#### [WRITTEN REQUEST]
Extract every line of the entries below that contains the string "array", matching case exactly.

#### [RECORDS FOR THE EXERCISE]

------------------------

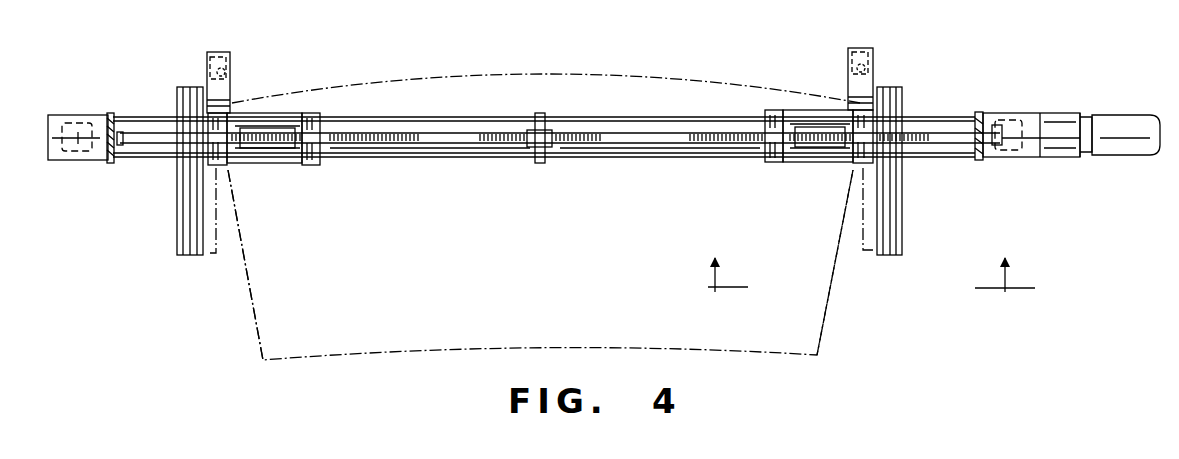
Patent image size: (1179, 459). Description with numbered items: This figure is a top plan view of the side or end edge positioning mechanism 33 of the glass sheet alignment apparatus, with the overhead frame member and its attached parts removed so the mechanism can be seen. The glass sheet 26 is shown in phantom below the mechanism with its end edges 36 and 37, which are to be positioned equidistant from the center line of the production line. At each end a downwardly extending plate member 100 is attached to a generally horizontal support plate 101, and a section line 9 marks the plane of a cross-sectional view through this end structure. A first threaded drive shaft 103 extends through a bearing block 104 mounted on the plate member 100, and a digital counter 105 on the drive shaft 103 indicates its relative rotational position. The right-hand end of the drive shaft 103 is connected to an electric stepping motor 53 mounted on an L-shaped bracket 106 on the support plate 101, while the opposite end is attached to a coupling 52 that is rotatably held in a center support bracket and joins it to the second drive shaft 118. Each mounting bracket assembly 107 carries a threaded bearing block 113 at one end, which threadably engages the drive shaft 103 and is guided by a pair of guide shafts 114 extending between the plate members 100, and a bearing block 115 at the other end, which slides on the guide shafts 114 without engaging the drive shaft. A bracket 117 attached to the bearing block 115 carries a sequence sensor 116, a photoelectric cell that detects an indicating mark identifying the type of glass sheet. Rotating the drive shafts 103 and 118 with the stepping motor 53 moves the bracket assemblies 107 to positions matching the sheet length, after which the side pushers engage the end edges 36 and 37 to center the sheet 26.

The section line 9 is at (862, 289).
The glass sheet 26 is at (824, 338).
The side or end edge positioning mechanism 33 is at (170, 233).
The end edge 36 is at (832, 287).
The end edge 37 is at (247, 270).
The coupling 52 is at (530, 146).
The electric stepping motor 53 is at (1143, 120).
The plate member 100 is at (110, 114).
The support plate 101 is at (1028, 152).
The first threaded drive shaft 103 is at (605, 135).
The bearing block 104 is at (973, 116).
The digital counter 105 is at (990, 160).
The L-shaped bracket 106 is at (542, 163).
The mounting bracket assembly 107 is at (282, 113).
The threaded bearing block 113 is at (315, 165).
The guide shafts 114 is at (675, 117).
The bearing block 115 is at (225, 165).
The sequence sensor 116 is at (224, 70).
The bracket 117 is at (216, 55).
The drive shaft 118 is at (420, 134).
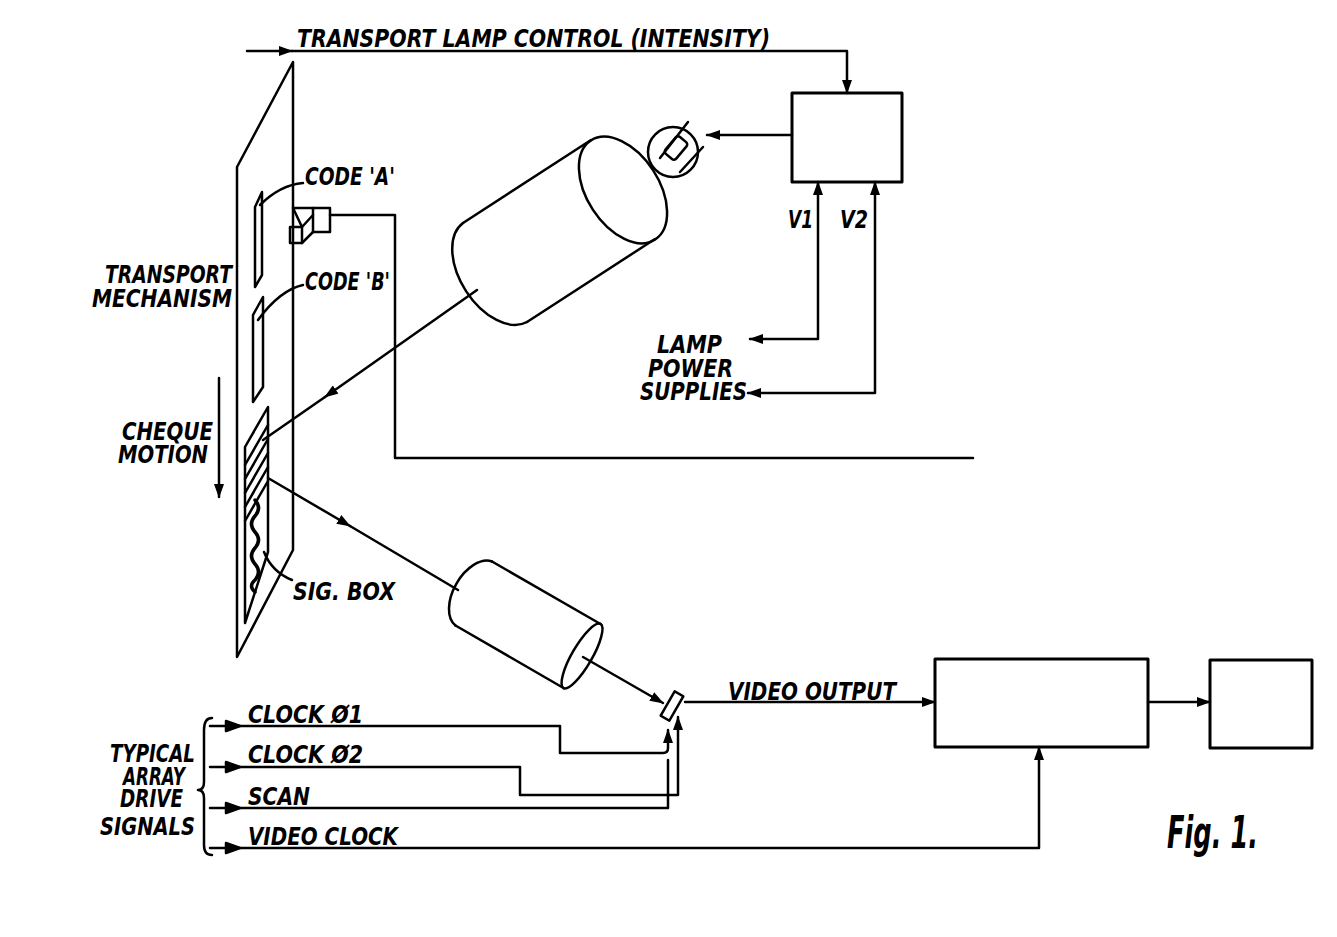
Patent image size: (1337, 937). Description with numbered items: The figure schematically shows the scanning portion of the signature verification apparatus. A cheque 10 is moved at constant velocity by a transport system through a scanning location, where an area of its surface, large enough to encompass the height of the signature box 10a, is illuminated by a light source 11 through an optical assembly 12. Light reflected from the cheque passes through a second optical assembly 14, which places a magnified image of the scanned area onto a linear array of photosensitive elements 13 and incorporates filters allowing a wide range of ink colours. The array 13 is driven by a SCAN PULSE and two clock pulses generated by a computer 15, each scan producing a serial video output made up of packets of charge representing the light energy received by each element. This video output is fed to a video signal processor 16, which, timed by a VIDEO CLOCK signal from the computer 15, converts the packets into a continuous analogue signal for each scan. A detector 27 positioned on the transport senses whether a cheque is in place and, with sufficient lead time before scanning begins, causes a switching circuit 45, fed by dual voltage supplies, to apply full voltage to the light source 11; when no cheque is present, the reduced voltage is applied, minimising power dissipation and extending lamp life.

The cheque 10 is at (257, 160).
The signature box 10a is at (252, 600).
The light source 11 is at (687, 176).
The optical assembly 12 is at (545, 172).
The linear array of photosensitive elements 13 is at (678, 690).
The optical assembly 14 is at (555, 600).
The computer 15 is at (1218, 672).
The video signal processor 16 is at (942, 670).
The detector 27 is at (333, 212).
The switching circuit 45 is at (895, 120).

------------------------

#### [EXPECTED OUTPUT]
Patent image size: (1337, 937). Description with numbered items: The figure schematically shows the scanning portion of the signature verification apparatus. A cheque 10 is moved at constant velocity by a transport system through a scanning location, where an area of its surface, large enough to encompass the height of the signature box 10a, is illuminated by a light source 11 through an optical assembly 12. Light reflected from the cheque passes through a second optical assembly 14, which places a magnified image of the scanned area onto a linear array of photosensitive elements 13 and incorporates filters allowing a wide range of ink colours. The array 13 is driven by a SCAN PULSE and two clock pulses generated by a computer 15, each scan producing a serial video output made up of packets of charge representing the light energy received by each element. This video output is fed to a video signal processor 16, which, timed by a VIDEO CLOCK signal from the computer 15, converts the packets into a continuous analogue signal for each scan. A detector 27 positioned on the transport senses whether a cheque is in place and, with sufficient lead time before scanning begins, causes a switching circuit 45, fed by dual voltage supplies, to apply full voltage to the light source 11; when no cheque is present, the reduced voltage is applied, minimising power dissipation and extending lamp life.
The linear array of photosensitive elements 13 is at (678, 690).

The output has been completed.